#### RECORD EXTRACTS ####
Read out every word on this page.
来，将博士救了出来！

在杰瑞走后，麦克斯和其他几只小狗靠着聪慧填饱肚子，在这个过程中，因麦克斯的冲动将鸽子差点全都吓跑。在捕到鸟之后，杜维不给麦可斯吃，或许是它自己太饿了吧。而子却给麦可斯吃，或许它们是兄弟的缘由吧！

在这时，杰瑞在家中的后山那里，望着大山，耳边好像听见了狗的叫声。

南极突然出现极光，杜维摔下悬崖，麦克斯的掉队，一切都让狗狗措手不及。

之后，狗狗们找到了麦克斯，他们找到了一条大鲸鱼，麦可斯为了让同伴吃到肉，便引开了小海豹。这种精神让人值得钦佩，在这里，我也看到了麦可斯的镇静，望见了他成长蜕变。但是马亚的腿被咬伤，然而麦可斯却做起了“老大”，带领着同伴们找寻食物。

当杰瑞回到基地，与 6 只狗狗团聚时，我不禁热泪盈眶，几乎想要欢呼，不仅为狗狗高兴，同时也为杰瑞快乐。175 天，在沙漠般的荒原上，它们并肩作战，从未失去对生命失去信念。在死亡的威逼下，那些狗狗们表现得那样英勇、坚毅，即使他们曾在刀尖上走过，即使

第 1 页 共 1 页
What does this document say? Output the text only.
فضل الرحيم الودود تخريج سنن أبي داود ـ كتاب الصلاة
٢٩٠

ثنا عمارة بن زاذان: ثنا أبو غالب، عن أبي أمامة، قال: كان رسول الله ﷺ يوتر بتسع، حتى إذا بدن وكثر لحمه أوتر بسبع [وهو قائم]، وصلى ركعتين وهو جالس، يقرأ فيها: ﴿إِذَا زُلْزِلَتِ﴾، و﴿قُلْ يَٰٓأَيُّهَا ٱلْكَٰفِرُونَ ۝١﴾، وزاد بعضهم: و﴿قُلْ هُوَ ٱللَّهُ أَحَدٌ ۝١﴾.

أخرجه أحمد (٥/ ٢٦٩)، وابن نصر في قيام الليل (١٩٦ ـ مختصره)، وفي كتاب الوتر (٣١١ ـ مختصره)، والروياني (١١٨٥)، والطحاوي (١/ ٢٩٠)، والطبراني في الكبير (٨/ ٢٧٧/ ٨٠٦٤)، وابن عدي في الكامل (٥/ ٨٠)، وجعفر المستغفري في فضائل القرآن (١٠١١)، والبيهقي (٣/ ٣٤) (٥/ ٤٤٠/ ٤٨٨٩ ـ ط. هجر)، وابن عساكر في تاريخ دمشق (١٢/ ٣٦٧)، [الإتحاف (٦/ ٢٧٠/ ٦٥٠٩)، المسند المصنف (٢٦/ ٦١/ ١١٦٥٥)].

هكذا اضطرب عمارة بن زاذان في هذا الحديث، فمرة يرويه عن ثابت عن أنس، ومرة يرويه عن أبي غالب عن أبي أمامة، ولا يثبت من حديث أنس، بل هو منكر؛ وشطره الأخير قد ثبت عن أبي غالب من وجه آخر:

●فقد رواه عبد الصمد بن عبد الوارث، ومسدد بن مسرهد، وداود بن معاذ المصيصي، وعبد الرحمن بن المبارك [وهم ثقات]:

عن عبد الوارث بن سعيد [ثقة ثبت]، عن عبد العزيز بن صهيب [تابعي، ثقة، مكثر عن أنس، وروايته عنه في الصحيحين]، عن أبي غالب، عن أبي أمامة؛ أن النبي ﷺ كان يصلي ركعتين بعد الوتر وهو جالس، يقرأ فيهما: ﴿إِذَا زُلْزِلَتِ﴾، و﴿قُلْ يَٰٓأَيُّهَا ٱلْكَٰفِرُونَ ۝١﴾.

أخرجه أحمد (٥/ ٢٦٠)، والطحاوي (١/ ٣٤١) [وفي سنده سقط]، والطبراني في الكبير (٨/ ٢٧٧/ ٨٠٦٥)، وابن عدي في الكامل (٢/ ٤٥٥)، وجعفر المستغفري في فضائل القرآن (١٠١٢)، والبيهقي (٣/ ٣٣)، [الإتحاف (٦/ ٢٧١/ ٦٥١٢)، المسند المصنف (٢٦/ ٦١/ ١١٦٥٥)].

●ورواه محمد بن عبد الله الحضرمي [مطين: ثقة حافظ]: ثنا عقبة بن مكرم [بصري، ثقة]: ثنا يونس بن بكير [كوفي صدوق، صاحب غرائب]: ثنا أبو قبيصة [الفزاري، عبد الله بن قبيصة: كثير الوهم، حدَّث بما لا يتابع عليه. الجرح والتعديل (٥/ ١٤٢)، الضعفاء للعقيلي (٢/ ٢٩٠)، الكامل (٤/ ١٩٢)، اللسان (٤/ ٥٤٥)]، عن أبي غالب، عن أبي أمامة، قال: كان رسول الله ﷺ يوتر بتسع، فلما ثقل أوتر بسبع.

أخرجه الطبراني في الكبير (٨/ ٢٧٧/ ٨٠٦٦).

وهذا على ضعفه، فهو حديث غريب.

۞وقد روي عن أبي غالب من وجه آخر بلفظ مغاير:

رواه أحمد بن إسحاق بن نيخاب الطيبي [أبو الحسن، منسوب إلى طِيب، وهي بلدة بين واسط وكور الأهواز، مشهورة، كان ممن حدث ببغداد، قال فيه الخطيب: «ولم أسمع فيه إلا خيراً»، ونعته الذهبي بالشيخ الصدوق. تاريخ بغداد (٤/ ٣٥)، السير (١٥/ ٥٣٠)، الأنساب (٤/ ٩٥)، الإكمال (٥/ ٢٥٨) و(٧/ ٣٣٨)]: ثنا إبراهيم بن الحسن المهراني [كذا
####
◆ **WHAT THE EXERCISE ASKS**:
Whichever lines contain the string "this", select and copy them.

◆ **EXERCISE ANSWER**:
Read out every word on this page.
What does this document say? Output the text only.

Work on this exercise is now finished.